→ **DIRECTION**
Give a verbatim quotation of every record.

(Saved data entries)
++++++++

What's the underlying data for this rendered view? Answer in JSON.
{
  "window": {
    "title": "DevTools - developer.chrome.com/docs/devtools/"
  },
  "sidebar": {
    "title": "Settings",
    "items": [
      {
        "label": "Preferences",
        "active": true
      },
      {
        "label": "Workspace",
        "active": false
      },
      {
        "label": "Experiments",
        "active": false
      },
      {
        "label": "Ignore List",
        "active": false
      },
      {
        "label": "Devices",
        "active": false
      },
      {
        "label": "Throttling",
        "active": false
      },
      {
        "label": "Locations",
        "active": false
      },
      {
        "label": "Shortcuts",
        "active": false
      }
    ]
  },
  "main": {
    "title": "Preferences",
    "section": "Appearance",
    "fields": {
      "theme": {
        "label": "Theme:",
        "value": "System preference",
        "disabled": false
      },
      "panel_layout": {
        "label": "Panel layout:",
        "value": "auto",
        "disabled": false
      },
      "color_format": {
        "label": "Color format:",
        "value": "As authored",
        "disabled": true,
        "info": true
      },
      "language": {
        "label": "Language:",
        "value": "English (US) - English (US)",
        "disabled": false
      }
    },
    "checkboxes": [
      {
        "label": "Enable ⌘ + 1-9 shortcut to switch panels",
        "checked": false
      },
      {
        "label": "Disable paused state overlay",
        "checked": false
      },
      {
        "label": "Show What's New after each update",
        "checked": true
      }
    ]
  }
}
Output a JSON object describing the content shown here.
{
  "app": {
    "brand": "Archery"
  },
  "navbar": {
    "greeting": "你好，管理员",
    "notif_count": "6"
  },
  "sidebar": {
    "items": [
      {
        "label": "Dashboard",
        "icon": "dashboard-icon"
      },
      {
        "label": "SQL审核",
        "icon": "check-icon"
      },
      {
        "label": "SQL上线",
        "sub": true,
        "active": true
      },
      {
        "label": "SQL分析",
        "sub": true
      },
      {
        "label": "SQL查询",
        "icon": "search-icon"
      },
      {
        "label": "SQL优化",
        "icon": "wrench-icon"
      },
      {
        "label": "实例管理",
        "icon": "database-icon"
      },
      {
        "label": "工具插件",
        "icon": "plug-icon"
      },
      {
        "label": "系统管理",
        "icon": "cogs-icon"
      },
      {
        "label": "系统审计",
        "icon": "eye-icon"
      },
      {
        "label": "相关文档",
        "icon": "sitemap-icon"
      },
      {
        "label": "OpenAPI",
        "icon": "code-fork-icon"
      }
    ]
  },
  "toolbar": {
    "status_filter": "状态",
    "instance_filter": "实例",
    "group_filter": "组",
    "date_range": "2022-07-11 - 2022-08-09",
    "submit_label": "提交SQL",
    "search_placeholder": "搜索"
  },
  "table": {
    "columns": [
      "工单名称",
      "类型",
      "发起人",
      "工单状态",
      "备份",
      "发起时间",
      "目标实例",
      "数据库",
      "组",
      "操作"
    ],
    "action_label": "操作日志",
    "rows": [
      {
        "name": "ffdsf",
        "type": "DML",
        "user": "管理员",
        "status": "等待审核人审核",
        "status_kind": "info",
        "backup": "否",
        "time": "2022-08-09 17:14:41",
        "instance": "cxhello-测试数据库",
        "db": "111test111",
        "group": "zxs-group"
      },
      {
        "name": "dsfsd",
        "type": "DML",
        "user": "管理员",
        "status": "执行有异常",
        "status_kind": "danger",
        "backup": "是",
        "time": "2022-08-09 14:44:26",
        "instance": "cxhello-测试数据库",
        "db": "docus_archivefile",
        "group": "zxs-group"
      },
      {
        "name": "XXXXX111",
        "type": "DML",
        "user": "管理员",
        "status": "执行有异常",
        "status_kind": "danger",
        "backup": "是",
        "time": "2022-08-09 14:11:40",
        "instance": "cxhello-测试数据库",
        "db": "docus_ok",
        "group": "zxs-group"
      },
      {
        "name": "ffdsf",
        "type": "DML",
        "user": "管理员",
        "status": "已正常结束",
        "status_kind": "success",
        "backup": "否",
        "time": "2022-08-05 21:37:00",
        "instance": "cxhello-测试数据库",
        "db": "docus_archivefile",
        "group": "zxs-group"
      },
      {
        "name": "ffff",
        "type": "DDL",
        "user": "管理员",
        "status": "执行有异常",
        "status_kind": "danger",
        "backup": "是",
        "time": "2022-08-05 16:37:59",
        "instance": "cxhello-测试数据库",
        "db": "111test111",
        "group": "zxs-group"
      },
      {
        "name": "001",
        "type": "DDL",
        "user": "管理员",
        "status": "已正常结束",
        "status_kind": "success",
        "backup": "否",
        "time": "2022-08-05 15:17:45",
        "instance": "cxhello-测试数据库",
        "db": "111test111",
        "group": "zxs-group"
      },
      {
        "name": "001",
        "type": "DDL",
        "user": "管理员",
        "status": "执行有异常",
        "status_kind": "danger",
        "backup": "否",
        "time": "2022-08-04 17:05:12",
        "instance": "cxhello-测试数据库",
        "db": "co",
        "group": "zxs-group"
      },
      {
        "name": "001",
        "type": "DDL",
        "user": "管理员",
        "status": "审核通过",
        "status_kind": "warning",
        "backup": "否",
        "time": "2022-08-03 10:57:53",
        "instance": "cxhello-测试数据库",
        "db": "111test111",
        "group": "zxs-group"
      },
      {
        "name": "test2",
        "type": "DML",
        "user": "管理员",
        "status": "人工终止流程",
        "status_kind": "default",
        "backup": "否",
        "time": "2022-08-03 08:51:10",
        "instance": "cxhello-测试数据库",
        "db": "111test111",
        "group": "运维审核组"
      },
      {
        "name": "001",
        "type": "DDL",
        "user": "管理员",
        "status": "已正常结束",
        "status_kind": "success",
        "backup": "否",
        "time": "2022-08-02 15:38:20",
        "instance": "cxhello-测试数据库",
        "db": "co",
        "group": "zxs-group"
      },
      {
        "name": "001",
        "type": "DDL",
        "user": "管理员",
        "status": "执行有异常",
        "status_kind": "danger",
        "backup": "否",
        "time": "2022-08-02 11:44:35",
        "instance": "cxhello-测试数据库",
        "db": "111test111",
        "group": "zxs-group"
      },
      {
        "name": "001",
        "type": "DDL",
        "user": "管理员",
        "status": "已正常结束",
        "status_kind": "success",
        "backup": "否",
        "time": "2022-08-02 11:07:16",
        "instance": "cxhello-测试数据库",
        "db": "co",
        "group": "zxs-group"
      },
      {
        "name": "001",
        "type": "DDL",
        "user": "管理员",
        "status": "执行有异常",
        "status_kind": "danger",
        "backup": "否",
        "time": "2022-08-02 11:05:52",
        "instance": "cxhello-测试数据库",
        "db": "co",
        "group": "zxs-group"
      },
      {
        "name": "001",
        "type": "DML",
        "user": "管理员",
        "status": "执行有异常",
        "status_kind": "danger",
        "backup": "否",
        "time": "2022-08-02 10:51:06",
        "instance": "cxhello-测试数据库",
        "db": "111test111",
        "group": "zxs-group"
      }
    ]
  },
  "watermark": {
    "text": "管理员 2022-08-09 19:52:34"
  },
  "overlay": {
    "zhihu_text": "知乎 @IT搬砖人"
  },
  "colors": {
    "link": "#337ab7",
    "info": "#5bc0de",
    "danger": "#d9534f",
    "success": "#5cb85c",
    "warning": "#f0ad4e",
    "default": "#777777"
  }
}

++++++++

→ **RESULT**
What's the underlying data for this rendered view? Answer in JSON.
{
  "window": {
    "title": "DevTools - developer.chrome.com/docs/devtools/"
  },
  "sidebar": {
    "title": "Settings",
    "items": [
      {
        "label": "Preferences",
        "active": true
      },
      {
        "label": "Workspace",
        "active": false
      },
      {
        "label": "Experiments",
        "active": false
      },
      {
        "label": "Ignore List",
        "active": false
      },
      {
        "label": "Devices",
        "active": false
      },
      {
        "label": "Throttling",
        "active": false
      },
      {
        "label": "Locations",
        "active": false
      },
      {
        "label": "Shortcuts",
        "active": false
      }
    ]
  },
  "main": {
    "title": "Preferences",
    "section": "Appearance",
    "fields": {
      "theme": {
        "label": "Theme:",
        "value": "System preference",
        "disabled": false
      },
      "panel_layout": {
        "label": "Panel layout:",
        "value": "auto",
        "disabled": false
      },
      "color_format": {
        "label": "Color format:",
        "value": "As authored",
        "disabled": true,
        "info": true
      },
      "language": {
        "label": "Language:",
        "value": "English (US) - English (US)",
        "disabled": false
      }
    },
    "checkboxes": [
      {
        "label": "Enable ⌘ + 1-9 shortcut to switch panels",
        "checked": false
      },
      {
        "label": "Disable paused state overlay",
        "checked": false
      },
      {
        "label": "Show What's New after each update",
        "checked": true
      }
    ]
  }
}
Output a JSON object describing the content shown here.
{
  "app": {
    "brand": "Archery"
  },
  "navbar": {
    "greeting": "你好，管理员",
    "notif_count": "6"
  },
  "sidebar": {
    "items": [
      {
        "label": "Dashboard",
        "icon": "dashboard-icon"
      },
      {
        "label": "SQL审核",
        "icon": "check-icon"
      },
      {
        "label": "SQL上线",
        "sub": true,
        "active": true
      },
      {
        "label": "SQL分析",
        "sub": true
      },
      {
        "label": "SQL查询",
        "icon": "search-icon"
      },
      {
        "label": "SQL优化",
        "icon": "wrench-icon"
      },
      {
        "label": "实例管理",
        "icon": "database-icon"
      },
      {
        "label": "工具插件",
        "icon": "plug-icon"
      },
      {
        "label": "系统管理",
        "icon": "cogs-icon"
      },
      {
        "label": "系统审计",
        "icon": "eye-icon"
      },
      {
        "label": "相关文档",
        "icon": "sitemap-icon"
      },
      {
        "label": "OpenAPI",
        "icon": "code-fork-icon"
      }
    ]
  },
  "toolbar": {
    "status_filter": "状态",
    "instance_filter": "实例",
    "group_filter": "组",
    "date_range": "2022-07-11 - 2022-08-09",
    "submit_label": "提交SQL",
    "search_placeholder": "搜索"
  },
  "table": {
    "columns": [
      "工单名称",
      "类型",
      "发起人",
      "工单状态",
      "备份",
      "发起时间",
      "目标实例",
      "数据库",
      "组",
      "操作"
    ],
    "action_label": "操作日志",
    "rows": [
      {
        "name": "ffdsf",
        "type": "DML",
        "user": "管理员",
        "status": "等待审核人审核",
        "status_kind": "info",
        "backup": "否",
        "time": "2022-08-09 17:14:41",
        "instance": "cxhello-测试数据库",
        "db": "111test111",
        "group": "zxs-group"
      },
      {
        "name": "dsfsd",
        "type": "DML",
        "user": "管理员",
        "status": "执行有异常",
        "status_kind": "danger",
        "backup": "是",
        "time": "2022-08-09 14:44:26",
        "instance": "cxhello-测试数据库",
        "db": "docus_archivefile",
        "group": "zxs-group"
      },
      {
        "name": "XXXXX111",
        "type": "DML",
        "user": "管理员",
        "status": "执行有异常",
        "status_kind": "danger",
        "backup": "是",
        "time": "2022-08-09 14:11:40",
        "instance": "cxhello-测试数据库",
        "db": "docus_ok",
        "group": "zxs-group"
      },
      {
        "name": "ffdsf",
        "type": "DML",
        "user": "管理员",
        "status": "已正常结束",
        "status_kind": "success",
        "backup": "否",
        "time": "2022-08-05 21:37:00",
        "instance": "cxhello-测试数据库",
        "db": "docus_archivefile",
        "group": "zxs-group"
      },
      {
        "name": "ffff",
        "type": "DDL",
        "user": "管理员",
        "status": "执行有异常",
        "status_kind": "danger",
        "backup": "是",
        "time": "2022-08-05 16:37:59",
        "instance": "cxhello-测试数据库",
        "db": "111test111",
        "group": "zxs-group"
      },
      {
        "name": "001",
        "type": "DDL",
        "user": "管理员",
        "status": "已正常结束",
        "status_kind": "success",
        "backup": "否",
        "time": "2022-08-05 15:17:45",
        "instance": "cxhello-测试数据库",
        "db": "111test111",
        "group": "zxs-group"
      },
      {
        "name": "001",
        "type": "DDL",
        "user": "管理员",
        "status": "执行有异常",
        "status_kind": "danger",
        "backup": "否",
        "time": "2022-08-04 17:05:12",
        "instance": "cxhello-测试数据库",
        "db": "co",
        "group": "zxs-group"
      },
      {
        "name": "001",
        "type": "DDL",
        "user": "管理员",
        "status": "审核通过",
        "status_kind": "warning",
        "backup": "否",
        "time": "2022-08-03 10:57:53",
        "instance": "cxhello-测试数据库",
        "db": "111test111",
        "group": "zxs-group"
      },
      {
        "name": "test2",
        "type": "DML",
        "user": "管理员",
        "status": "人工终止流程",
        "status_kind": "default",
        "backup": "否",
        "time": "2022-08-03 08:51:10",
        "instance": "cxhello-测试数据库",
        "db": "111test111",
        "group": "运维审核组"
      },
      {
        "name": "001",
        "type": "DDL",
        "user": "管理员",
        "status": "已正常结束",
        "status_kind": "success",
        "backup": "否",
        "time": "2022-08-02 15:38:20",
        "instance": "cxhello-测试数据库",
        "db": "co",
        "group": "zxs-group"
      },
      {
        "name": "001",
        "type": "DDL",
        "user": "管理员",
        "status": "执行有异常",
        "status_kind": "danger",
        "backup": "否",
        "time": "2022-08-02 11:44:35",
        "instance": "cxhello-测试数据库",
        "db": "111test111",
        "group": "zxs-group"
      },
      {
        "name": "001",
        "type": "DDL",
        "user": "管理员",
        "status": "已正常结束",
        "status_kind": "success",
        "backup": "否",
        "time": "2022-08-02 11:07:16",
        "instance": "cxhello-测试数据库",
        "db": "co",
        "group": "zxs-group"
      },
      {
        "name": "001",
        "type": "DDL",
        "user": "管理员",
        "status": "执行有异常",
        "status_kind": "danger",
        "backup": "否",
        "time": "2022-08-02 11:05:52",
        "instance": "cxhello-测试数据库",
        "db": "co",
        "group": "zxs-group"
      },
      {
        "name": "001",
        "type": "DML",
        "user": "管理员",
        "status": "执行有异常",
        "status_kind": "danger",
        "backup": "否",
        "time": "2022-08-02 10:51:06",
        "instance": "cxhello-测试数据库",
        "db": "111test111",
        "group": "zxs-group"
      }
    ]
  },
  "watermark": {
    "text": "管理员 2022-08-09 19:52:34"
  },
  "overlay": {
    "zhihu_text": "知乎 @IT搬砖人"
  },
  "colors": {
    "link": "#337ab7",
    "info": "#5bc0de",
    "danger": "#d9534f",
    "success": "#5cb85c",
    "warning": "#f0ad4e",
    "default": "#777777"
  }
}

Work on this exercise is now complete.